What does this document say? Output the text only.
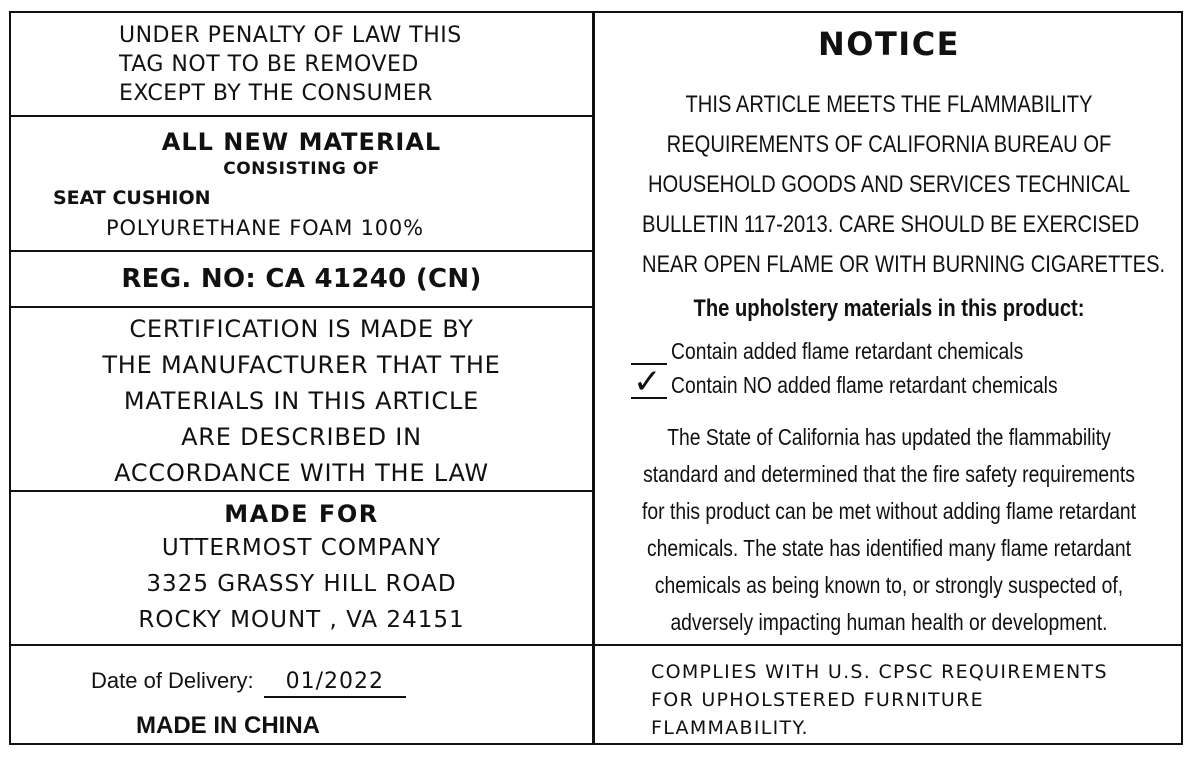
UNDER PENALTY OF LAW THIS
TAG NOT TO BE REMOVED
EXCEPT BY THE CONSUMER
ALL NEW MATERIAL
CONSISTING OF
SEAT CUSHION
POLYURETHANE FOAM 100%
REG. NO: CA 41240 (CN)
CERTIFICATION IS MADE BY
THE MANUFACTURER THAT THE
MATERIALS IN THIS ARTICLE
ARE DESCRIBED IN
ACCORDANCE WITH THE LAW
MADE FOR
UTTERMOST COMPANY
3325 GRASSY HILL ROAD
ROCKY MOUNT , VA 24151
Date of Delivery: 01/2022
MADE IN CHINA
NOTICE
THIS ARTICLE MEETS THE FLAMMABILITY
REQUIREMENTS OF CALIFORNIA BUREAU OF
HOUSEHOLD GOODS AND SERVICES TECHNICAL
BULLETIN 117-2013. CARE SHOULD BE EXERCISED
NEAR OPEN FLAME OR WITH BURNING CIGARETTES.
The upholstery materials in this product:
Contain added flame retardant chemicals
✓ Contain NO added flame retardant chemicals
The State of California has updated the flammability
standard and determined that the fire safety requirements
for this product can be met without adding flame retardant
chemicals. The state has identified many flame retardant
chemicals as being known to, or strongly suspected of,
adversely impacting human health or development.
COMPLIES WITH U.S. CPSC REQUIREMENTS
FOR UPHOLSTERED FURNITURE
FLAMMABILITY.
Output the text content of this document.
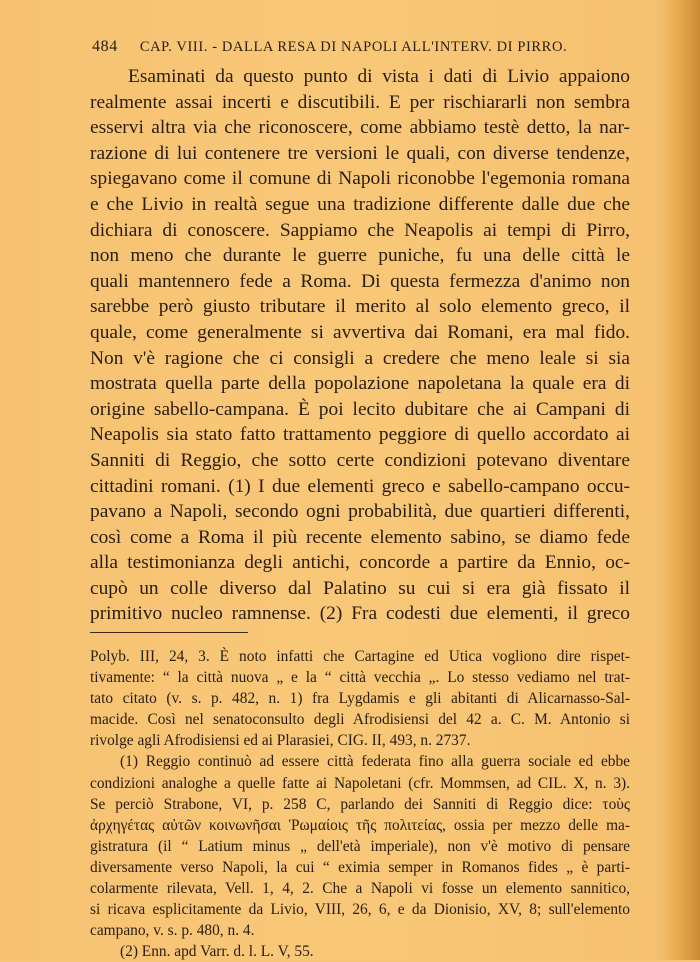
484 CAP. VIII. - DALLA RESA DI NAPOLI ALL'INTERV. DI PIRRO.
Esaminati da questo punto di vista i dati di Livio appaiono
realmente assai incerti e discutibili. E per rischiararli non sembra
esservi altra via che riconoscere, come abbiamo testè detto, la nar-
razione di lui contenere tre versioni le quali, con diverse tendenze,
spiegavano come il comune di Napoli riconobbe l'egemonia romana
e che Livio in realtà segue una tradizione differente dalle due che
dichiara di conoscere. Sappiamo che Neapolis ai tempi di Pirro,
non meno che durante le guerre puniche, fu una delle città le
quali mantennero fede a Roma. Di questa fermezza d'animo non
sarebbe però giusto tributare il merito al solo elemento greco, il
quale, come generalmente si avvertiva dai Romani, era mal fido.
Non v'è ragione che ci consigli a credere che meno leale si sia
mostrata quella parte della popolazione napoletana la quale era di
origine sabello-campana. È poi lecito dubitare che ai Campani di
Neapolis sia stato fatto trattamento peggiore di quello accordato ai
Sanniti di Reggio, che sotto certe condizioni potevano diventare
cittadini romani. (1) I due elementi greco e sabello-campano occu-
pavano a Napoli, secondo ogni probabilità, due quartieri differenti,
così come a Roma il più recente elemento sabino, se diamo fede
alla testimonianza degli antichi, concorde a partire da Ennio, oc-
cupò un colle diverso dal Palatino su cui si era già fissato il
primitivo nucleo ramnense. (2) Fra codesti due elementi, il greco
Polyb. III, 24, 3. È noto infatti che Cartagine ed Utica vogliono dire rispet-
tivamente: “ la città nuova „ e la “ città vecchia „. Lo stesso vediamo nel trat-
tato citato (v. s. p. 482, n. 1) fra Lygdamis e gli abitanti di Alicarnasso-Sal-
macide. Così nel senatoconsulto degli Afrodisiensi del 42 a. C. M. Antonio si
rivolge agli Afrodisiensi ed ai Plarasiei, CIG. II, 493, n. 2737.
(1) Reggio continuò ad essere città federata fino alla guerra sociale ed ebbe
condizioni analoghe a quelle fatte ai Napoletani (cfr. Mommsen, ad CIL. X, n. 3).
Se perciò Strabone, VI, p. 258 C, parlando dei Sanniti di Reggio dice: τοὺς
ἀρχηγέτας αὐτῶν κοινωνῆσαι Ῥωμαίοις τῆς πολιτείας, ossia per mezzo delle ma-
gistratura (il “ Latium minus „ dell'età imperiale), non v'è motivo di pensare
diversamente verso Napoli, la cui “ eximia semper in Romanos fides „ è parti-
colarmente rilevata, Vell. 1, 4, 2. Che a Napoli vi fosse un elemento sannitico,
si ricava esplicitamente da Livio, VIII, 26, 6, e da Dionisio, XV, 8; sull'elemento
campano, v. s. p. 480, n. 4.
(2) Enn. apd Varr. d. l. L. V, 55.
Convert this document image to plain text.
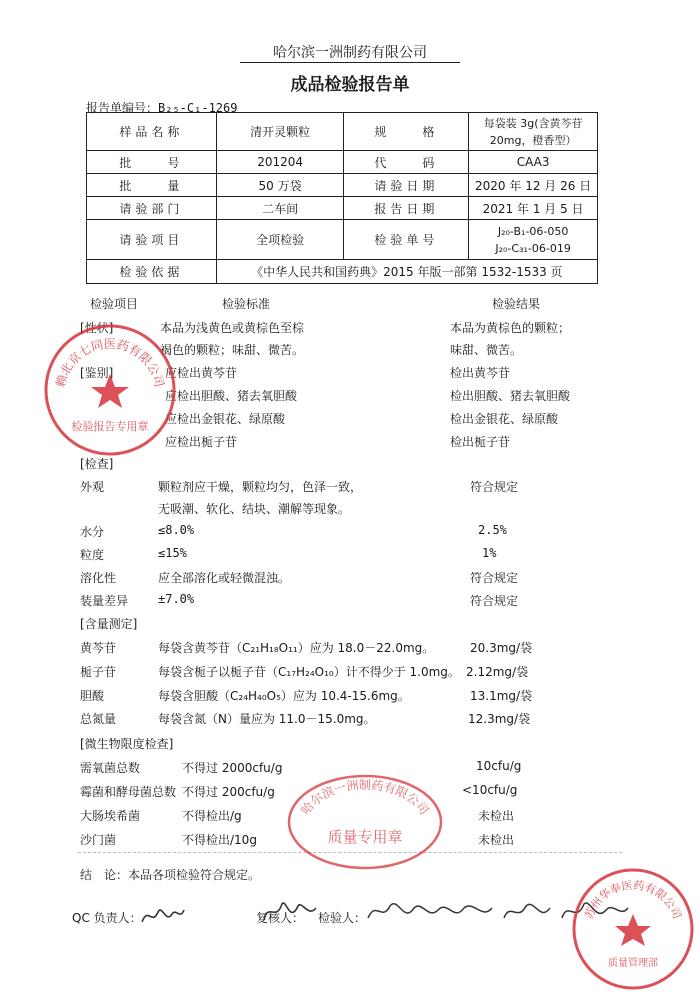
哈尔滨一洲制药有限公司
成品检验报告单
报告单编号：B₂₅-C₁-1269
样品名称	清开灵颗粒	规　　格	每袋装 3g(含黄芩苷20mg，橙香型）
批　　号	201204	代　　码	CAA3
批　　量	50 万袋	请验日期	2020 年 12 月 26 日
请验部门	二车间	报告日期	2021 年 1 月 5 日
请验项目	全项检验	检验单号	J₂₀-B₁-06-050
J₂₀-C₃₁-06-019

检验依据	《中华人民共和国药典》2015 年版一部第 1532-1533 页		
检验项目	检验标准	检验结果
[性状]	本品为浅黄色或黄棕色至棕	本品为黄棕色的颗粒；
褐色的颗粒；味甜、微苦。	味甜、微苦。
[鉴别]	应检出黄芩苷	检出黄芩苷
应检出胆酸、猪去氧胆酸	检出胆酸、猪去氧胆酸
应检出金银花、绿原酸	检出金银花、绿原酸
应检出栀子苷	检出栀子苷
[检查]
外观	颗粒剂应干燥，颗粒均匀，色泽一致，	符合规定
无吸潮、软化、结块、潮解等现象。
水分	≤8.0%	2.5%
粒度	≤15%	1%
溶化性	应全部溶化或轻微混浊。	符合规定
装量差异 ±7.0%	符合规定
[含量测定]
黄芩苷	每袋含黄芩苷（C₂₁H₁₈O₁₁）应为 18.0－22.0mg。	20.3mg/袋
栀子苷	每袋含栀子以栀子苷（C₁₇H₂₄O₁₀）计不得少于 1.0mg。 2.12mg/袋
胆酸	每袋含胆酸（C₂₄H₄₀O₅）应为 10.4-15.6mg。	13.1mg/袋
总氮量	每袋含氮（N）量应为 11.0－15.0mg。	12.3mg/袋
[微生物限度检查]
需氧菌总数	不得过 2000cfu/g	10cfu/g
霉菌和酵母菌总数 不得过 200cfu/g	<10cfu/g
大肠埃希菌	不得检出/g	未检出
沙门菌	不得检出/10g	未检出
结　论：本品各项检验符合规定。
QC 负责人：	复核人： 检验人：
赖北京七同医药有限公司
检验报告专用章
哈尔滨一洲制药有限公司
质量专用章
苏州华奉医药有限公司
质量管理部
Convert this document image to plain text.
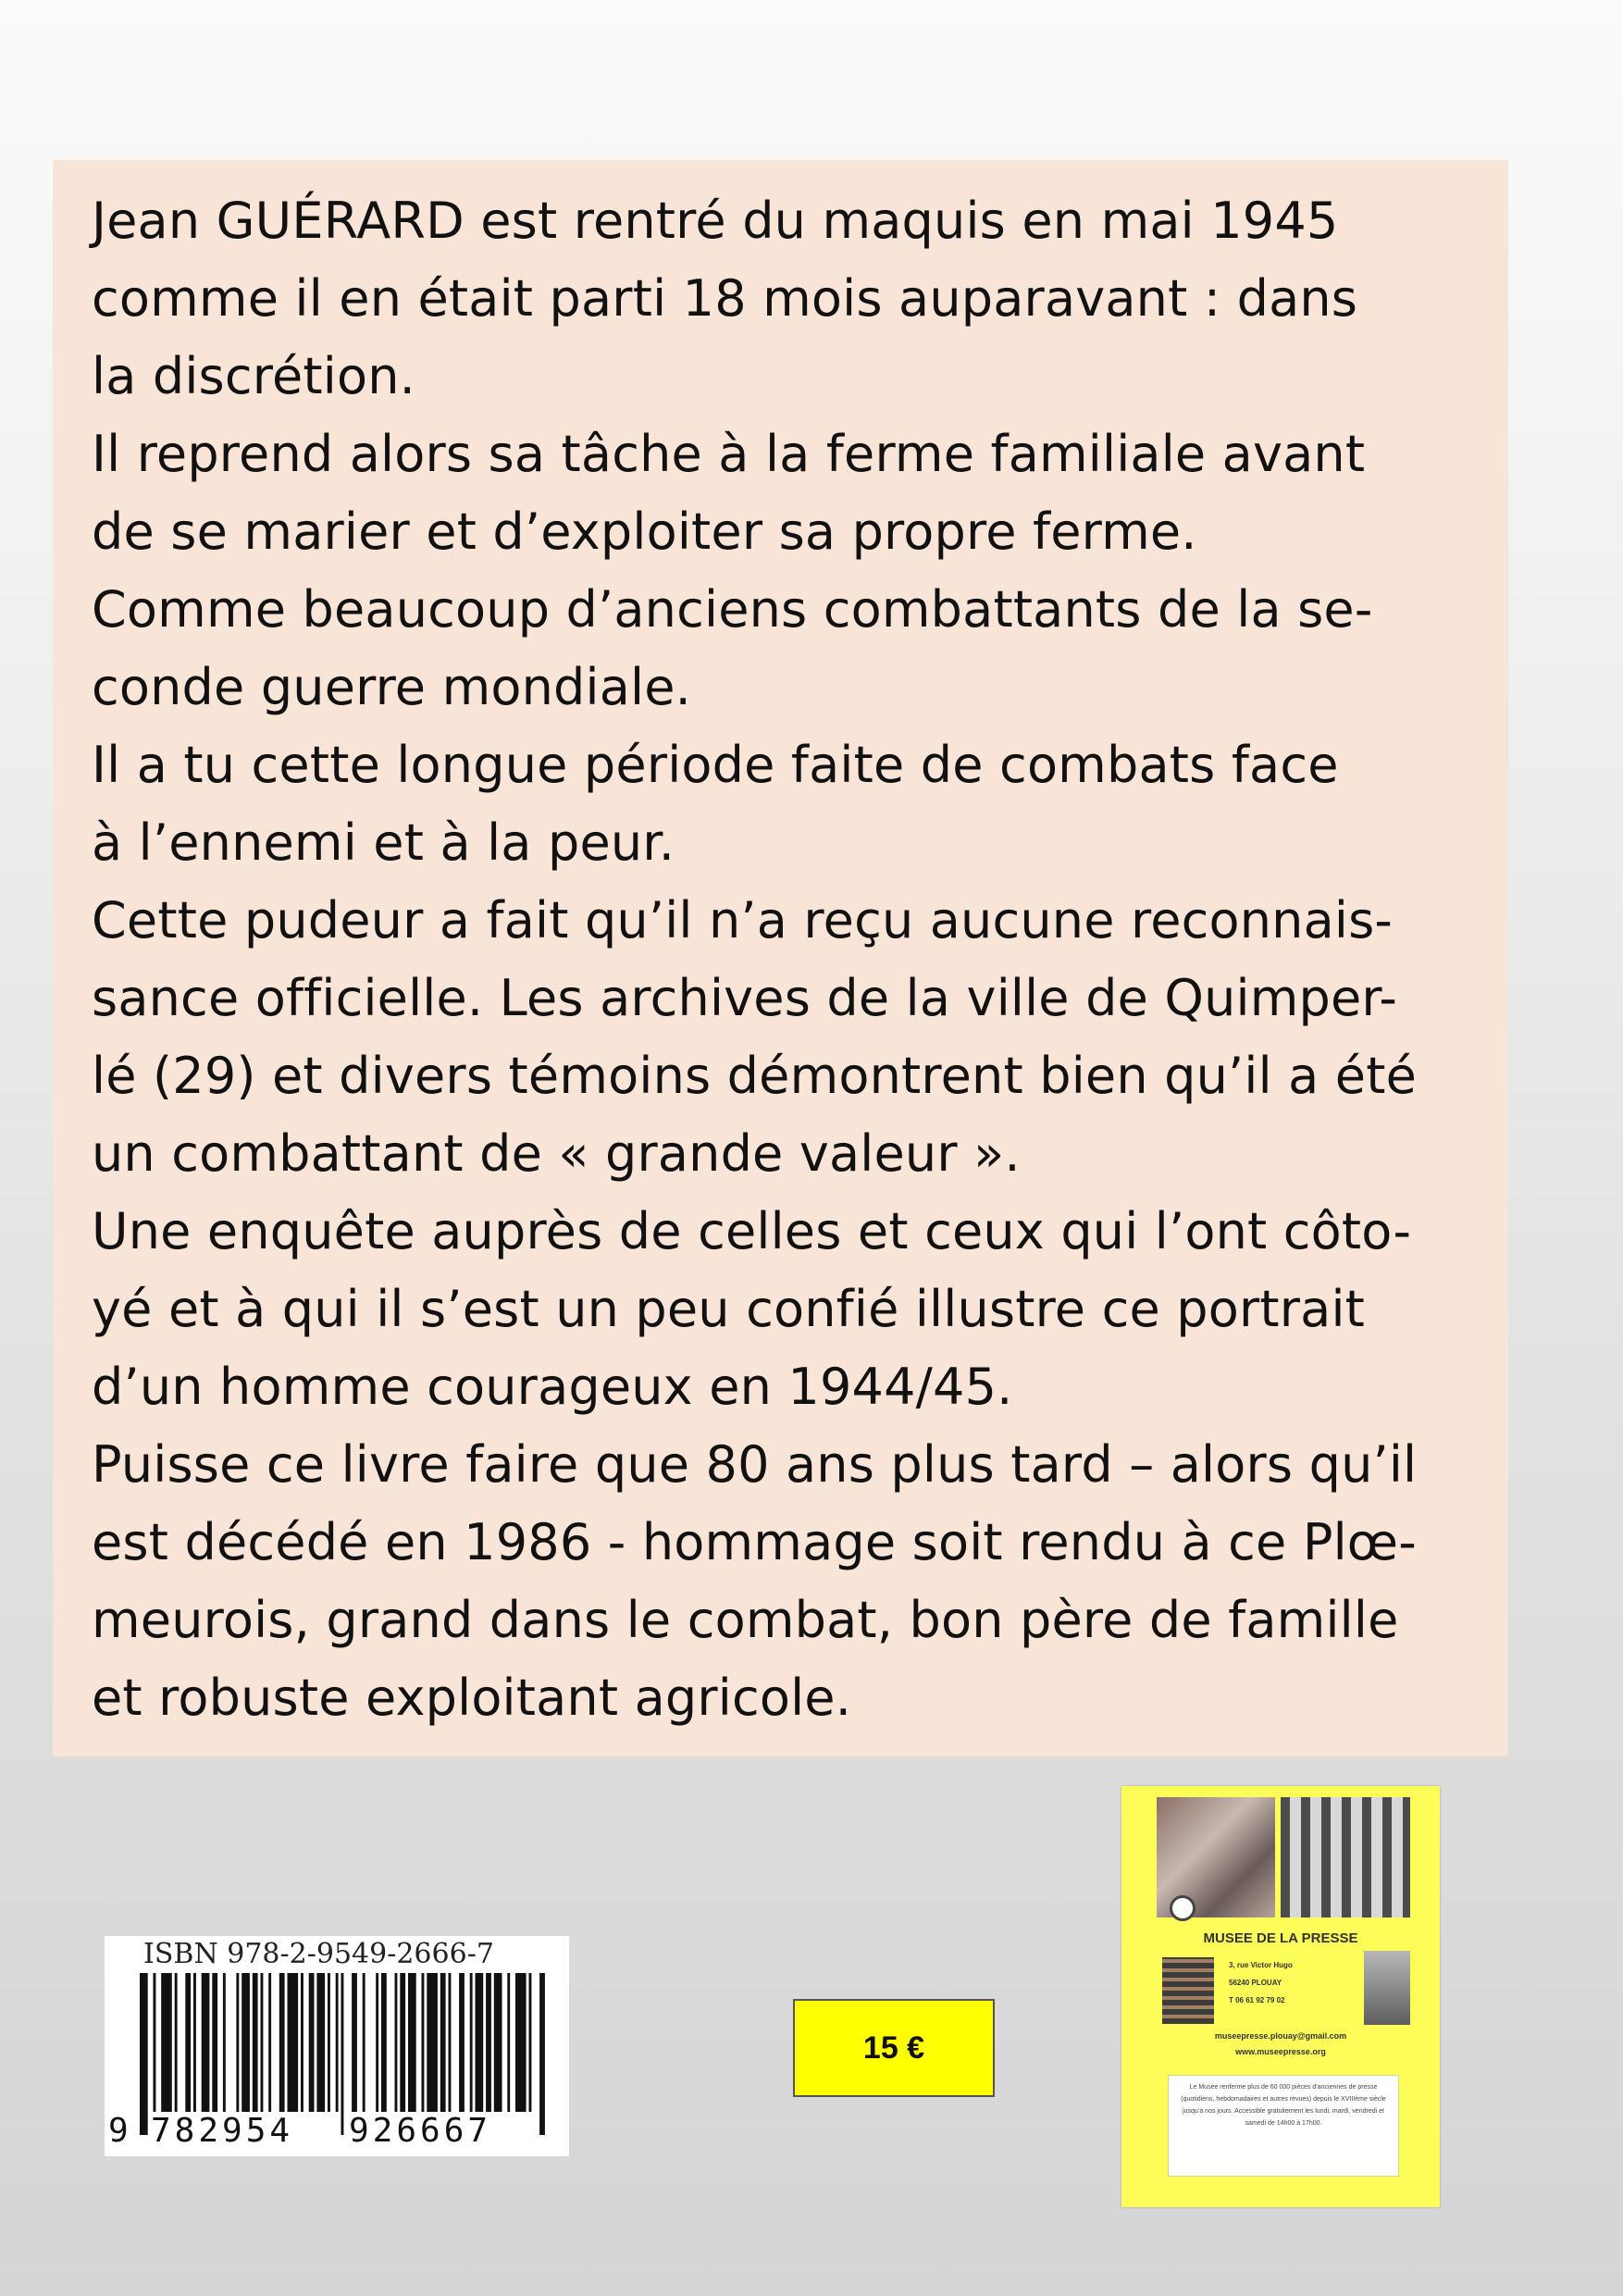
Jean GUÉRARD est rentré du maquis en mai 1945
comme il en était parti 18 mois auparavant : dans
la discrétion.
Il reprend alors sa tâche à la ferme familiale avant
de se marier et d’exploiter sa propre ferme.
Comme beaucoup d’anciens combattants de la se-
conde guerre mondiale.
Il a tu cette longue période faite de combats face
à l’ennemi et à la peur.
Cette pudeur a fait qu’il n’a reçu aucune reconnais-
sance officielle. Les archives de la ville de Quimper-
lé (29) et divers témoins démontrent bien qu’il a été
un combattant de « grande valeur ».
Une enquête auprès de celles et ceux qui l’ont côto-
yé et à qui il s’est un peu confié illustre ce portrait
d’un homme courageux en 1944/45.
Puisse ce livre faire que 80 ans plus tard – alors qu’il
est décédé en 1986 - hommage soit rendu à ce Plœ-
meurois, grand dans le combat, bon père de famille
et robuste exploitant agricole.

ISBN 978-2-9549-2666-7
9 782954 926667
15 €
MUSEE DE LA PRESSE
3, rue Victor Hugo
56240 PLOUAY
T 06 61 92 79 02
museepresse.plouay@gmail.com
www.museepresse.org
Le Musée renferme plus de 60 000 pièces d’anciennes de presse (quotidiens, hebdomadaires et autres revues) depuis le XVIIIème siècle jusqu’à nos jours. Accessible gratuitement les lundi, mardi, vendredi et samedi de 14h00 à 17h00.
----
§ **Written exercise**
How many lines in the listing above contain the string "document"? Answer with the number only.

§ **Correct output**
4